* Begin *
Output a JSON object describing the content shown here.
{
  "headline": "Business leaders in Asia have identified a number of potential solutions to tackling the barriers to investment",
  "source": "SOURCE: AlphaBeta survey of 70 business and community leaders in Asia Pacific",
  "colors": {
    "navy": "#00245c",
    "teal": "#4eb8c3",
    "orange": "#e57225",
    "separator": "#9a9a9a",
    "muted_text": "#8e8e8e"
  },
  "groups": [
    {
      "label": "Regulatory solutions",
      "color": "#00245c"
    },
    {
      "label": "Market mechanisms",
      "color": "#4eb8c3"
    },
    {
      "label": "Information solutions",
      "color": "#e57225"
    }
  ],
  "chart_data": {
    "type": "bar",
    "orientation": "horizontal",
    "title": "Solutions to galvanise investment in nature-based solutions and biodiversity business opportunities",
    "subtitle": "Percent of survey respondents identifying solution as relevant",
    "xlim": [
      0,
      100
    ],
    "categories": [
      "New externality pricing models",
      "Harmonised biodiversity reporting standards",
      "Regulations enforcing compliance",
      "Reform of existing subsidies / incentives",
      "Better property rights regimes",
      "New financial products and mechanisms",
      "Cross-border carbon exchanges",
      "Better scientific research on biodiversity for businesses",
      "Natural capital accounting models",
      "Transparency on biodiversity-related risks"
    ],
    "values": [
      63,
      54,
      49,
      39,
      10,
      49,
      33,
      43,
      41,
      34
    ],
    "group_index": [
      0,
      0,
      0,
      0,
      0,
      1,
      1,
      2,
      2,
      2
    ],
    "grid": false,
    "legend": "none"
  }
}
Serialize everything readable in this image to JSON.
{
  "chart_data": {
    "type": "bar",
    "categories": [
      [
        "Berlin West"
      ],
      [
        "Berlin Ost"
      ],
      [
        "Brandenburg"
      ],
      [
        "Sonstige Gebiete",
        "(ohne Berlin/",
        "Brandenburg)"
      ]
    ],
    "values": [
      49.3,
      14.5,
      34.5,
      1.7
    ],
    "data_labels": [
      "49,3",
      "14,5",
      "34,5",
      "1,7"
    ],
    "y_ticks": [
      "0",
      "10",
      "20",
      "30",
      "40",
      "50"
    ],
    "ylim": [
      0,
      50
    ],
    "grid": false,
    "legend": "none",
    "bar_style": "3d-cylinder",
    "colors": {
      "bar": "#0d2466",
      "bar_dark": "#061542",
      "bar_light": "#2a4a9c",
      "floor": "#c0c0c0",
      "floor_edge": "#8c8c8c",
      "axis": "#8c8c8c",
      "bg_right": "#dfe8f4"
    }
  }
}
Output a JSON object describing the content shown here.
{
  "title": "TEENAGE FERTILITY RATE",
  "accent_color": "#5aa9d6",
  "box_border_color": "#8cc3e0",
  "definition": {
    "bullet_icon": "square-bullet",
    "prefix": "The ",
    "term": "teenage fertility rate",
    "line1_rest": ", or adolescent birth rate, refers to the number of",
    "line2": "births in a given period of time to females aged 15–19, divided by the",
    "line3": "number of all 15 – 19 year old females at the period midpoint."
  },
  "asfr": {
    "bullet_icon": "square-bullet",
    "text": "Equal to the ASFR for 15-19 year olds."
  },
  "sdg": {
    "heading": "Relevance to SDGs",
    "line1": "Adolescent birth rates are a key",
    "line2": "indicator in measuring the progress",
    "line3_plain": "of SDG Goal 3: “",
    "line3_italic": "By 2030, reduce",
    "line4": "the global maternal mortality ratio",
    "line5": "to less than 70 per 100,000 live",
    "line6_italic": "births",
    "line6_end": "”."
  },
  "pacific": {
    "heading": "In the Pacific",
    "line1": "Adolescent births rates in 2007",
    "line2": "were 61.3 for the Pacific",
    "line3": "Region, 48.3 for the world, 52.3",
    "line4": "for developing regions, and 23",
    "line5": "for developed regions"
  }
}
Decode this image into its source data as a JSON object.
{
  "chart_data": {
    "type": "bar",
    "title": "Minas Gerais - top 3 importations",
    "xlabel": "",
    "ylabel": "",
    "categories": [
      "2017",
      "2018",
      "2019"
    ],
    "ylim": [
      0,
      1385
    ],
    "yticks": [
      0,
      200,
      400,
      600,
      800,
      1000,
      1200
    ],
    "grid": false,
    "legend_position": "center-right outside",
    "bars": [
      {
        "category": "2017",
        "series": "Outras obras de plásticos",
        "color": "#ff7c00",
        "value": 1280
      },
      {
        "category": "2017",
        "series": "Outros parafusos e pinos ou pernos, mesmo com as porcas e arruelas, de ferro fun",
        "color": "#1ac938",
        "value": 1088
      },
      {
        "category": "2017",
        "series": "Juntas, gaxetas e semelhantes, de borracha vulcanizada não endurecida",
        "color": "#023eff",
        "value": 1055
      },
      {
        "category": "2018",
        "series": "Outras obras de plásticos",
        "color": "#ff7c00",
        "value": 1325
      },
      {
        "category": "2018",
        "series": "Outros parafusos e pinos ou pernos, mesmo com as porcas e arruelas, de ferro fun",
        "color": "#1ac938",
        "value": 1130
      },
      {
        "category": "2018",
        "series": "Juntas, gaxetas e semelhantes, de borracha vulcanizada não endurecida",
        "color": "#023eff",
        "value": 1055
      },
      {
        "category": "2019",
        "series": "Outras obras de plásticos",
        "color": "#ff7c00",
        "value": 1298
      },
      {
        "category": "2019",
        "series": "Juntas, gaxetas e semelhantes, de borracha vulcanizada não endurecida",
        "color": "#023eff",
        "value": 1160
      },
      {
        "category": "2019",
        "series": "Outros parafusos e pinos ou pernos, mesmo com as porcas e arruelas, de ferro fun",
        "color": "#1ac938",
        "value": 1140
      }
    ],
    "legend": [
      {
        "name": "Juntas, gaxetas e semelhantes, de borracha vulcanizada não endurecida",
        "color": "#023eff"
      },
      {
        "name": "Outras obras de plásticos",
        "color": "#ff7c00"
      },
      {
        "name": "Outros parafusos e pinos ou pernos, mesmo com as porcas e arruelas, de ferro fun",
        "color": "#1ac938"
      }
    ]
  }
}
* End *
- _Set problem_: Every record above should be copied exactly.

- _Worked answer_:
Output a JSON object describing the content shown here.
{
  "headline": "Business leaders in Asia have identified a number of potential solutions to tackling the barriers to investment",
  "source": "SOURCE: AlphaBeta survey of 70 business and community leaders in Asia Pacific",
  "colors": {
    "navy": "#00245c",
    "teal": "#4eb8c3",
    "orange": "#e57225",
    "separator": "#9a9a9a",
    "muted_text": "#8e8e8e"
  },
  "groups": [
    {
      "label": "Regulatory solutions",
      "color": "#00245c"
    },
    {
      "label": "Market mechanisms",
      "color": "#4eb8c3"
    },
    {
      "label": "Information solutions",
      "color": "#e57225"
    }
  ],
  "chart_data": {
    "type": "bar",
    "orientation": "horizontal",
    "title": "Solutions to galvanise investment in nature-based solutions and biodiversity business opportunities",
    "subtitle": "Percent of survey respondents identifying solution as relevant",
    "xlim": [
      0,
      100
    ],
    "categories": [
      "New externality pricing models",
      "Harmonised biodiversity reporting standards",
      "Regulations enforcing compliance",
      "Reform of existing subsidies / incentives",
      "Better property rights regimes",
      "New financial products and mechanisms",
      "Cross-border carbon exchanges",
      "Better scientific research on biodiversity for businesses",
      "Natural capital accounting models",
      "Transparency on biodiversity-related risks"
    ],
    "values": [
      63,
      54,
      49,
      39,
      10,
      49,
      33,
      43,
      41,
      34
    ],
    "group_index": [
      0,
      0,
      0,
      0,
      0,
      1,
      1,
      2,
      2,
      2
    ],
    "grid": false,
    "legend": "none"
  }
}
Serialize everything readable in this image to JSON.
{
  "chart_data": {
    "type": "bar",
    "categories": [
      [
        "Berlin West"
      ],
      [
        "Berlin Ost"
      ],
      [
        "Brandenburg"
      ],
      [
        "Sonstige Gebiete",
        "(ohne Berlin/",
        "Brandenburg)"
      ]
    ],
    "values": [
      49.3,
      14.5,
      34.5,
      1.7
    ],
    "data_labels": [
      "49,3",
      "14,5",
      "34,5",
      "1,7"
    ],
    "y_ticks": [
      "0",
      "10",
      "20",
      "30",
      "40",
      "50"
    ],
    "ylim": [
      0,
      50
    ],
    "grid": false,
    "legend": "none",
    "bar_style": "3d-cylinder",
    "colors": {
      "bar": "#0d2466",
      "bar_dark": "#061542",
      "bar_light": "#2a4a9c",
      "floor": "#c0c0c0",
      "floor_edge": "#8c8c8c",
      "axis": "#8c8c8c",
      "bg_right": "#dfe8f4"
    }
  }
}
Output a JSON object describing the content shown here.
{
  "title": "TEENAGE FERTILITY RATE",
  "accent_color": "#5aa9d6",
  "box_border_color": "#8cc3e0",
  "definition": {
    "bullet_icon": "square-bullet",
    "prefix": "The ",
    "term": "teenage fertility rate",
    "line1_rest": ", or adolescent birth rate, refers to the number of",
    "line2": "births in a given period of time to females aged 15–19, divided by the",
    "line3": "number of all 15 – 19 year old females at the period midpoint."
  },
  "asfr": {
    "bullet_icon": "square-bullet",
    "text": "Equal to the ASFR for 15-19 year olds."
  },
  "sdg": {
    "heading": "Relevance to SDGs",
    "line1": "Adolescent birth rates are a key",
    "line2": "indicator in measuring the progress",
    "line3_plain": "of SDG Goal 3: “",
    "line3_italic": "By 2030, reduce",
    "line4": "the global maternal mortality ratio",
    "line5": "to less than 70 per 100,000 live",
    "line6_italic": "births",
    "line6_end": "”."
  },
  "pacific": {
    "heading": "In the Pacific",
    "line1": "Adolescent births rates in 2007",
    "line2": "were 61.3 for the Pacific",
    "line3": "Region, 48.3 for the world, 52.3",
    "line4": "for developing regions, and 23",
    "line5": "for developed regions"
  }
}
Decode this image into its source data as a JSON object.
{
  "chart_data": {
    "type": "bar",
    "title": "Minas Gerais - top 3 importations",
    "xlabel": "",
    "ylabel": "",
    "categories": [
      "2017",
      "2018",
      "2019"
    ],
    "ylim": [
      0,
      1385
    ],
    "yticks": [
      0,
      200,
      400,
      600,
      800,
      1000,
      1200
    ],
    "grid": false,
    "legend_position": "center-right outside",
    "bars": [
      {
        "category": "2017",
        "series": "Outras obras de plásticos",
        "color": "#ff7c00",
        "value": 1280
      },
      {
        "category": "2017",
        "series": "Outros parafusos e pinos ou pernos, mesmo com as porcas e arruelas, de ferro fun",
        "color": "#1ac938",
        "value": 1088
      },
      {
        "category": "2017",
        "series": "Juntas, gaxetas e semelhantes, de borracha vulcanizada não endurecida",
        "color": "#023eff",
        "value": 1055
      },
      {
        "category": "2018",
        "series": "Outras obras de plásticos",
        "color": "#ff7c00",
        "value": 1325
      },
      {
        "category": "2018",
        "series": "Outros parafusos e pinos ou pernos, mesmo com as porcas e arruelas, de ferro fun",
        "color": "#1ac938",
        "value": 1130
      },
      {
        "category": "2018",
        "series": "Juntas, gaxetas e semelhantes, de borracha vulcanizada não endurecida",
        "color": "#023eff",
        "value": 1055
      },
      {
        "category": "2019",
        "series": "Outras obras de plásticos",
        "color": "#ff7c00",
        "value": 1298
      },
      {
        "category": "2019",
        "series": "Juntas, gaxetas e semelhantes, de borracha vulcanizada não endurecida",
        "color": "#023eff",
        "value": 1160
      },
      {
        "category": "2019",
        "series": "Outros parafusos e pinos ou pernos, mesmo com as porcas e arruelas, de ferro fun",
        "color": "#1ac938",
        "value": 1140
      }
    ],
    "legend": [
      {
        "name": "Juntas, gaxetas e semelhantes, de borracha vulcanizada não endurecida",
        "color": "#023eff"
      },
      {
        "name": "Outras obras de plásticos",
        "color": "#ff7c00"
      },
      {
        "name": "Outros parafusos e pinos ou pernos, mesmo com as porcas e arruelas, de ferro fun",
        "color": "#1ac938"
      }
    ]
  }
}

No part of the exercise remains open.